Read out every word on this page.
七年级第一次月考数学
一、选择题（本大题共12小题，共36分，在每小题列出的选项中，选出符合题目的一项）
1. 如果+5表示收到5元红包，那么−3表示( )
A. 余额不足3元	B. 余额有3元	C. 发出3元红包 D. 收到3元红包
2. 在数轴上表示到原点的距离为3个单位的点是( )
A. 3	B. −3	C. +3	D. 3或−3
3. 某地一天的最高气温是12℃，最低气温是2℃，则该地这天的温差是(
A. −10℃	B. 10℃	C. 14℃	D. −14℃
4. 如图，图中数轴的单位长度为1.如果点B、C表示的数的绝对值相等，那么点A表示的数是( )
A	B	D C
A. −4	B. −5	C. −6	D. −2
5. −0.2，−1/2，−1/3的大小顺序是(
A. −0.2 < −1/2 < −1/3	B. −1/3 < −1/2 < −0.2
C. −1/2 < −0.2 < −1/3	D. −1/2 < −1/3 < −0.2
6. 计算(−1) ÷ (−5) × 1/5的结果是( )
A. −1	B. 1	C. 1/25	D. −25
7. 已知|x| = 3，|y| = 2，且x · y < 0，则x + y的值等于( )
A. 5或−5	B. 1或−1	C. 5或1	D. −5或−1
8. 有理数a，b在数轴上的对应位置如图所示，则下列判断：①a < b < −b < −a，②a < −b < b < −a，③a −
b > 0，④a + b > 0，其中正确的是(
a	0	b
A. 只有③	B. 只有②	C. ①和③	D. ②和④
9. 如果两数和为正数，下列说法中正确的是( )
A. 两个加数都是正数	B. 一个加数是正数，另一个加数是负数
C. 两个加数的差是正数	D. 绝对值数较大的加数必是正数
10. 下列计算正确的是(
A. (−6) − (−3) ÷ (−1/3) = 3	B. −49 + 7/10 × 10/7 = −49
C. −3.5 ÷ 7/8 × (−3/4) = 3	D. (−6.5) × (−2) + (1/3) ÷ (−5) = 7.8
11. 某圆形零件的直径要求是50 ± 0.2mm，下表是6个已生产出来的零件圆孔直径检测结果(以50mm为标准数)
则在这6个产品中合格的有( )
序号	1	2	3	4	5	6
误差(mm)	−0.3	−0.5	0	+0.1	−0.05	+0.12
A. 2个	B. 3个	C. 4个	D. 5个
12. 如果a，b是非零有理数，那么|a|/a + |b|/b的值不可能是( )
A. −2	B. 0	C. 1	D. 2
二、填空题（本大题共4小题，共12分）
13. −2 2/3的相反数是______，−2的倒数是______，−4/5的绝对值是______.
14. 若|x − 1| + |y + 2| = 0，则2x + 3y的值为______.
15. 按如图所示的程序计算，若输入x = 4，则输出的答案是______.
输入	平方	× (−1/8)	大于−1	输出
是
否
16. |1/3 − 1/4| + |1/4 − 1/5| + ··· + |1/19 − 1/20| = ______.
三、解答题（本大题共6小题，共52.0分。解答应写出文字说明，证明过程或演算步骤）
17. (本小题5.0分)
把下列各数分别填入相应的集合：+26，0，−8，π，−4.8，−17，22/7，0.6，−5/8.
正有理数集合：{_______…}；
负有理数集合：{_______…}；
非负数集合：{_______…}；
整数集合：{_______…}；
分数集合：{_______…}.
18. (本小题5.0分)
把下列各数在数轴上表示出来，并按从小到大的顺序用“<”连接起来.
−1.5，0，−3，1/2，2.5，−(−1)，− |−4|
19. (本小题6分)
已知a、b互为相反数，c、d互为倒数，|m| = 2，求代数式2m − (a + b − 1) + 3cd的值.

Exercise >> Copy every record above exactly as it appears.

Correct result >>
Read out every word on this page.
七年级第一次月考数学
一、选择题（本大题共12小题，共36分，在每小题列出的选项中，选出符合题目的一项）
1. 如果+5表示收到5元红包，那么−3表示( )
A. 余额不足3元	B. 余额有3元	C. 发出3元红包 D. 收到3元红包
2. 在数轴上表示到原点的距离为3个单位的点是( )
A. 3	B. −3	C. +3	D. 3或−3
3. 某地一天的最高气温是12℃，最低气温是2℃，则该地这天的温差是(
A. −10℃	B. 10℃	C. 14℃	D. −14℃
4. 如图，图中数轴的单位长度为1.如果点B、C表示的数的绝对值相等，那么点A表示的数是( )
A	B	D C
A. −4	B. −5	C. −6	D. −2
5. −0.2，−1/2，−1/3的大小顺序是(
A. −0.2 < −1/2 < −1/3	B. −1/3 < −1/2 < −0.2
C. −1/2 < −0.2 < −1/3	D. −1/2 < −1/3 < −0.2
6. 计算(−1) ÷ (−5) × 1/5的结果是( )
A. −1	B. 1	C. 1/25	D. −25
7. 已知|x| = 3，|y| = 2，且x · y < 0，则x + y的值等于( )
A. 5或−5	B. 1或−1	C. 5或1	D. −5或−1
8. 有理数a，b在数轴上的对应位置如图所示，则下列判断：①a < b < −b < −a，②a < −b < b < −a，③a −
b > 0，④a + b > 0，其中正确的是(
a	0	b
A. 只有③	B. 只有②	C. ①和③	D. ②和④
9. 如果两数和为正数，下列说法中正确的是( )
A. 两个加数都是正数	B. 一个加数是正数，另一个加数是负数
C. 两个加数的差是正数	D. 绝对值数较大的加数必是正数
10. 下列计算正确的是(
A. (−6) − (−3) ÷ (−1/3) = 3	B. −49 + 7/10 × 10/7 = −49
C. −3.5 ÷ 7/8 × (−3/4) = 3	D. (−6.5) × (−2) + (1/3) ÷ (−5) = 7.8
11. 某圆形零件的直径要求是50 ± 0.2mm，下表是6个已生产出来的零件圆孔直径检测结果(以50mm为标准数)
则在这6个产品中合格的有( )
序号	1	2	3	4	5	6
误差(mm)	−0.3	−0.5	0	+0.1	−0.05	+0.12
A. 2个	B. 3个	C. 4个	D. 5个
12. 如果a，b是非零有理数，那么|a|/a + |b|/b的值不可能是( )
A. −2	B. 0	C. 1	D. 2
二、填空题（本大题共4小题，共12分）
13. −2 2/3的相反数是______，−2的倒数是______，−4/5的绝对值是______.
14. 若|x − 1| + |y + 2| = 0，则2x + 3y的值为______.
15. 按如图所示的程序计算，若输入x = 4，则输出的答案是______.
输入	平方	× (−1/8)	大于−1	输出
是
否
16. |1/3 − 1/4| + |1/4 − 1/5| + ··· + |1/19 − 1/20| = ______.
三、解答题（本大题共6小题，共52.0分。解答应写出文字说明，证明过程或演算步骤）
17. (本小题5.0分)
把下列各数分别填入相应的集合：+26，0，−8，π，−4.8，−17，22/7，0.6，−5/8.
正有理数集合：{_______…}；
负有理数集合：{_______…}；
非负数集合：{_______…}；
整数集合：{_______…}；
分数集合：{_______…}.
18. (本小题5.0分)
把下列各数在数轴上表示出来，并按从小到大的顺序用“<”连接起来.
−1.5，0，−3，1/2，2.5，−(−1)，− |−4|
19. (本小题6分)
已知a、b互为相反数，c、d互为倒数，|m| = 2，求代数式2m − (a + b − 1) + 3cd的值.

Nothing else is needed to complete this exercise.